begin Material provided

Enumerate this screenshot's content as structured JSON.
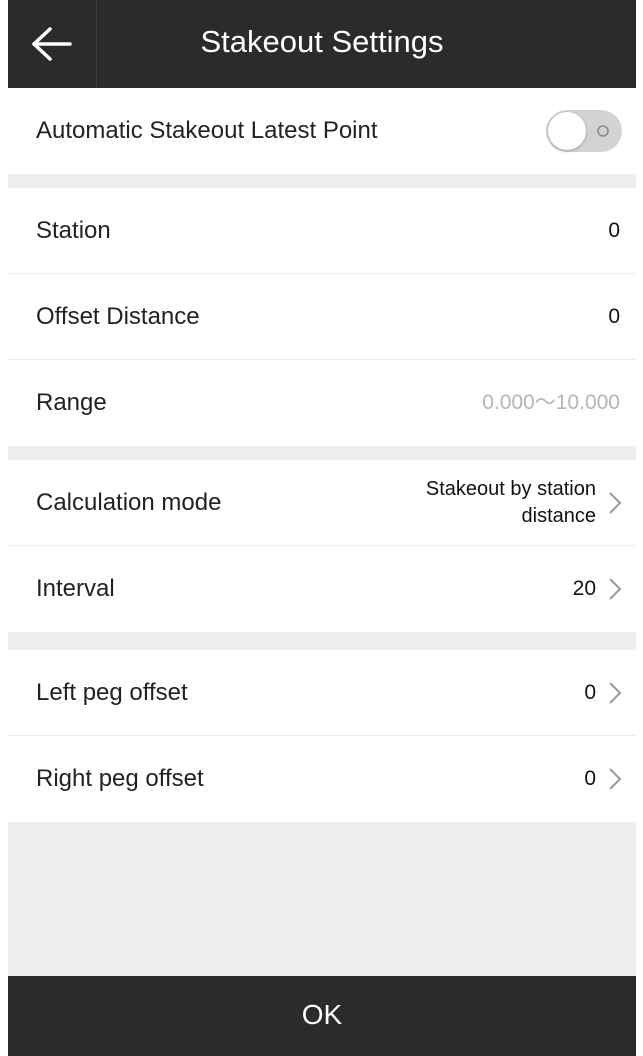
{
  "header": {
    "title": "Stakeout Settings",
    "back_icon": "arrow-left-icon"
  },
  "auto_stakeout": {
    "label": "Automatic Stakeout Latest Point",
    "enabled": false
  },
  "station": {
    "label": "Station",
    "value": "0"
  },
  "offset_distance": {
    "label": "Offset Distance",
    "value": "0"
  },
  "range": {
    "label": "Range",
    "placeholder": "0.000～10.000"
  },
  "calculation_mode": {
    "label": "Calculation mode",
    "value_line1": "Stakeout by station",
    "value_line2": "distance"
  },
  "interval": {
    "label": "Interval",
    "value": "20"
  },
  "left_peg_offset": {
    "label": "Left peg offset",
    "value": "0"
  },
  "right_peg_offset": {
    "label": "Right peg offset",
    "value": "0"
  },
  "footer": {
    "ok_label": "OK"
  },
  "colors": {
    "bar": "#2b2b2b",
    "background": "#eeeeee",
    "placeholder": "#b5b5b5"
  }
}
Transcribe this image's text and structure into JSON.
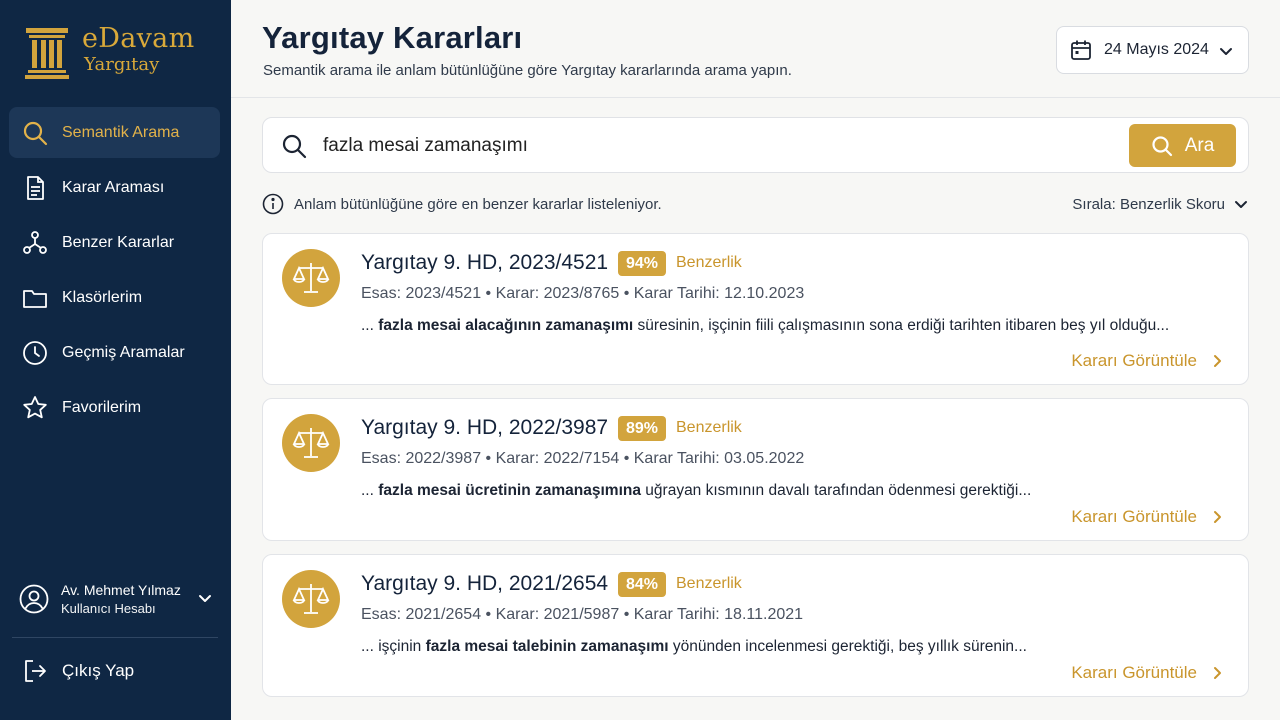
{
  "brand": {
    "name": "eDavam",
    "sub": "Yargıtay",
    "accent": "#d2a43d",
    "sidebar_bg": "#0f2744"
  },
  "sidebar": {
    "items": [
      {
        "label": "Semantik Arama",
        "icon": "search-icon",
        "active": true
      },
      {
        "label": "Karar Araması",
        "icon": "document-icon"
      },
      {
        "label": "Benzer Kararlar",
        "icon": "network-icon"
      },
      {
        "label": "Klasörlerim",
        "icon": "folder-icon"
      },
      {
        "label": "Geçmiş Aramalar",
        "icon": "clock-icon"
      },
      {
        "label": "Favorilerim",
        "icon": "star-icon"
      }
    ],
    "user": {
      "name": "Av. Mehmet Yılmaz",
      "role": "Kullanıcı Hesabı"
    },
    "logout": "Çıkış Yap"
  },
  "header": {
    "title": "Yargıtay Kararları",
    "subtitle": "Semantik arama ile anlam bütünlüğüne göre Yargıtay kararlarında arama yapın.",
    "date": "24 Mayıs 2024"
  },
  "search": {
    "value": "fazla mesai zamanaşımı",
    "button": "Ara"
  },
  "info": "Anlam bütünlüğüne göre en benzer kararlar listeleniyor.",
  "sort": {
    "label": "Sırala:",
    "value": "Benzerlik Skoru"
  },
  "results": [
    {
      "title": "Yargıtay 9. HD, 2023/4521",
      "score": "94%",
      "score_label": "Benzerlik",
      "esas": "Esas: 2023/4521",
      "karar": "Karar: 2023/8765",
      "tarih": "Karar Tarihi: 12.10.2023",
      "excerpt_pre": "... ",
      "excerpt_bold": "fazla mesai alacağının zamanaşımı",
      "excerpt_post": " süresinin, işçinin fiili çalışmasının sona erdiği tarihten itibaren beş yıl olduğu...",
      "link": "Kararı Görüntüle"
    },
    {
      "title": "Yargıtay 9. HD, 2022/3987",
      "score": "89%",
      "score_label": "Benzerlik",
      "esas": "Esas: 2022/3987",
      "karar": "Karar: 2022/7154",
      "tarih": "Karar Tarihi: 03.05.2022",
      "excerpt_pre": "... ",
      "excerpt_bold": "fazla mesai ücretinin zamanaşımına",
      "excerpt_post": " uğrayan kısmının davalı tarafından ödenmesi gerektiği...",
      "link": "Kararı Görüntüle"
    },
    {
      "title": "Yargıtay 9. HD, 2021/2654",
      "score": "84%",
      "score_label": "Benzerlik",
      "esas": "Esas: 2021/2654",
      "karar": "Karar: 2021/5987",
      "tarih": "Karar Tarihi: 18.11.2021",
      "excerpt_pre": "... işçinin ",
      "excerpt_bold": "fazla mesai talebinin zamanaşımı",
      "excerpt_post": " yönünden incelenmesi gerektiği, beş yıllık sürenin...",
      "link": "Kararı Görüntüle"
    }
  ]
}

end Material provided

**Exercise details:**
Set down all the data again exactly as above, pictures excluded.

**Solution to the exercise:**
Enumerate this screenshot's content as structured JSON.
{
  "header": {
    "title": "Stakeout Settings",
    "back_icon": "arrow-left-icon"
  },
  "auto_stakeout": {
    "label": "Automatic Stakeout Latest Point",
    "enabled": false
  },
  "station": {
    "label": "Station",
    "value": "0"
  },
  "offset_distance": {
    "label": "Offset Distance",
    "value": "0"
  },
  "range": {
    "label": "Range",
    "placeholder": "0.000～10.000"
  },
  "calculation_mode": {
    "label": "Calculation mode",
    "value_line1": "Stakeout by station",
    "value_line2": "distance"
  },
  "interval": {
    "label": "Interval",
    "value": "20"
  },
  "left_peg_offset": {
    "label": "Left peg offset",
    "value": "0"
  },
  "right_peg_offset": {
    "label": "Right peg offset",
    "value": "0"
  },
  "footer": {
    "ok_label": "OK"
  },
  "colors": {
    "bar": "#2b2b2b",
    "background": "#eeeeee",
    "placeholder": "#b5b5b5"
  }
}
Transcribe this image's text and structure into JSON.
{
  "brand": {
    "name": "eDavam",
    "sub": "Yargıtay",
    "accent": "#d2a43d",
    "sidebar_bg": "#0f2744"
  },
  "sidebar": {
    "items": [
      {
        "label": "Semantik Arama",
        "icon": "search-icon",
        "active": true
      },
      {
        "label": "Karar Araması",
        "icon": "document-icon"
      },
      {
        "label": "Benzer Kararlar",
        "icon": "network-icon"
      },
      {
        "label": "Klasörlerim",
        "icon": "folder-icon"
      },
      {
        "label": "Geçmiş Aramalar",
        "icon": "clock-icon"
      },
      {
        "label": "Favorilerim",
        "icon": "star-icon"
      }
    ],
    "user": {
      "name": "Av. Mehmet Yılmaz",
      "role": "Kullanıcı Hesabı"
    },
    "logout": "Çıkış Yap"
  },
  "header": {
    "title": "Yargıtay Kararları",
    "subtitle": "Semantik arama ile anlam bütünlüğüne göre Yargıtay kararlarında arama yapın.",
    "date": "24 Mayıs 2024"
  },
  "search": {
    "value": "fazla mesai zamanaşımı",
    "button": "Ara"
  },
  "info": "Anlam bütünlüğüne göre en benzer kararlar listeleniyor.",
  "sort": {
    "label": "Sırala:",
    "value": "Benzerlik Skoru"
  },
  "results": [
    {
      "title": "Yargıtay 9. HD, 2023/4521",
      "score": "94%",
      "score_label": "Benzerlik",
      "esas": "Esas: 2023/4521",
      "karar": "Karar: 2023/8765",
      "tarih": "Karar Tarihi: 12.10.2023",
      "excerpt_pre": "... ",
      "excerpt_bold": "fazla mesai alacağının zamanaşımı",
      "excerpt_post": " süresinin, işçinin fiili çalışmasının sona erdiği tarihten itibaren beş yıl olduğu...",
      "link": "Kararı Görüntüle"
    },
    {
      "title": "Yargıtay 9. HD, 2022/3987",
      "score": "89%",
      "score_label": "Benzerlik",
      "esas": "Esas: 2022/3987",
      "karar": "Karar: 2022/7154",
      "tarih": "Karar Tarihi: 03.05.2022",
      "excerpt_pre": "... ",
      "excerpt_bold": "fazla mesai ücretinin zamanaşımına",
      "excerpt_post": " uğrayan kısmının davalı tarafından ödenmesi gerektiği...",
      "link": "Kararı Görüntüle"
    },
    {
      "title": "Yargıtay 9. HD, 2021/2654",
      "score": "84%",
      "score_label": "Benzerlik",
      "esas": "Esas: 2021/2654",
      "karar": "Karar: 2021/5987",
      "tarih": "Karar Tarihi: 18.11.2021",
      "excerpt_pre": "... işçinin ",
      "excerpt_bold": "fazla mesai talebinin zamanaşımı",
      "excerpt_post": " yönünden incelenmesi gerektiği, beş yıllık sürenin...",
      "link": "Kararı Görüntüle"
    }
  ]
}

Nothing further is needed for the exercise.